- Objective -
Do any lines in the data below contain "особо"? If so, copy every one of them.

Extracted records:
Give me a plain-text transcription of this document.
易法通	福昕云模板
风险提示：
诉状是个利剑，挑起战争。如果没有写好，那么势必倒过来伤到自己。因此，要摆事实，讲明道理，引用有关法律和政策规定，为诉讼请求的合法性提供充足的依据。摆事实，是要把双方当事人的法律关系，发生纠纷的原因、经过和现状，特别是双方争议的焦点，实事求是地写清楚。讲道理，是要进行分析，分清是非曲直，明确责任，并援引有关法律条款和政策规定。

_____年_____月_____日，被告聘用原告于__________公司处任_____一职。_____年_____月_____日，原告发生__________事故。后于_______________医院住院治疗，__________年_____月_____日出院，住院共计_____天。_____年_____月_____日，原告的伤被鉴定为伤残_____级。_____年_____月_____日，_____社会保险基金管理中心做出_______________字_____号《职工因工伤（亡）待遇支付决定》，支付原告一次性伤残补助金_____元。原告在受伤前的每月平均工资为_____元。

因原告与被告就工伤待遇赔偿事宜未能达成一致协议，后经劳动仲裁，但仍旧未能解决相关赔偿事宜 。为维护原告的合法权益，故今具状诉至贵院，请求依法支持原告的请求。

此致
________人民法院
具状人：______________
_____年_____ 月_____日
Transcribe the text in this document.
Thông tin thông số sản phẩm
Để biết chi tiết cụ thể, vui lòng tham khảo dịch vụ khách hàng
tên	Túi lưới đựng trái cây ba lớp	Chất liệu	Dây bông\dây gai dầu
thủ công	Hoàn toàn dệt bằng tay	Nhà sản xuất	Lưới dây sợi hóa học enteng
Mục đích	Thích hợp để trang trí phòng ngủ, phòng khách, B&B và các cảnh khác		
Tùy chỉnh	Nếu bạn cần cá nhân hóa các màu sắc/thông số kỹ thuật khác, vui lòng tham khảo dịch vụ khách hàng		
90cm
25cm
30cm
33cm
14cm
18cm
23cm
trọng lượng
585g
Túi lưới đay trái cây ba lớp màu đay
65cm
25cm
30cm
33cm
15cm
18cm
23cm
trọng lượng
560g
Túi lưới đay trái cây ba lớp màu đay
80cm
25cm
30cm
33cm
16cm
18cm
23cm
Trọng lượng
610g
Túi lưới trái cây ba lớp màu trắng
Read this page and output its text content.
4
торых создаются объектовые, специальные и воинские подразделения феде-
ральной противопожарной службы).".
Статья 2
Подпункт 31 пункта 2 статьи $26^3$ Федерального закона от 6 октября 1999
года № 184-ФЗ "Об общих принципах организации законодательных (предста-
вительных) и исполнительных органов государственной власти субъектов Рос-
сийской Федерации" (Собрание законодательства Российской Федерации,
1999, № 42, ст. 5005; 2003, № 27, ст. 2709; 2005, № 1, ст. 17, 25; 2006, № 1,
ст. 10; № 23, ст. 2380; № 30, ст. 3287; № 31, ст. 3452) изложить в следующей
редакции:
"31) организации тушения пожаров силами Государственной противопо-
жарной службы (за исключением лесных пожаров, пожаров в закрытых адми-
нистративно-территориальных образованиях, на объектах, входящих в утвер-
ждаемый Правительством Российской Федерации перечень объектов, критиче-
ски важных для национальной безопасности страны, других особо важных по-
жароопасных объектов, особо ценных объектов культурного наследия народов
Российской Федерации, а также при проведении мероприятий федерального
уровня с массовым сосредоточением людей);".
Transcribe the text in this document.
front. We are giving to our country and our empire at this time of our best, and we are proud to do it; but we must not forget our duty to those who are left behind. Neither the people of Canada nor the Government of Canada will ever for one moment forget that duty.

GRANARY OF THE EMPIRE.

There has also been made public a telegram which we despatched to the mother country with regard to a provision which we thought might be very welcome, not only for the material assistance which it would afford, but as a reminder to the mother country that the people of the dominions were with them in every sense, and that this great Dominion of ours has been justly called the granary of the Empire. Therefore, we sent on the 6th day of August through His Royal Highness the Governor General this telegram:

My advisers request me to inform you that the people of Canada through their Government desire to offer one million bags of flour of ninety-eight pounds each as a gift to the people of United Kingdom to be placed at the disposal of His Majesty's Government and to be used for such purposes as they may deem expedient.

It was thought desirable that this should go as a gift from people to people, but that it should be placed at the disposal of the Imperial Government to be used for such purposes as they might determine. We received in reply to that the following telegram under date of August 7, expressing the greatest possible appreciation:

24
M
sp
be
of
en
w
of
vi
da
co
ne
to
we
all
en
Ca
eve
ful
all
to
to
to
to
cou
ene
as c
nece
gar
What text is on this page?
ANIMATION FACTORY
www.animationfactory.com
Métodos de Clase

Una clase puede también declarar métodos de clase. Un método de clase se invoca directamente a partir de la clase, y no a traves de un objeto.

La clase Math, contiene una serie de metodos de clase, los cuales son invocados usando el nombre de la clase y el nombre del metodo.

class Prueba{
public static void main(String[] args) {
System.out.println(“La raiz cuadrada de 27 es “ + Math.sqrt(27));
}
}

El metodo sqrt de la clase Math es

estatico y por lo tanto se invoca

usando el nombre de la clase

- Written response -
ски важных для национальной безопасности страны, других особо важных по-
жароопасных объектов, особо ценных объектов культурного наследия народов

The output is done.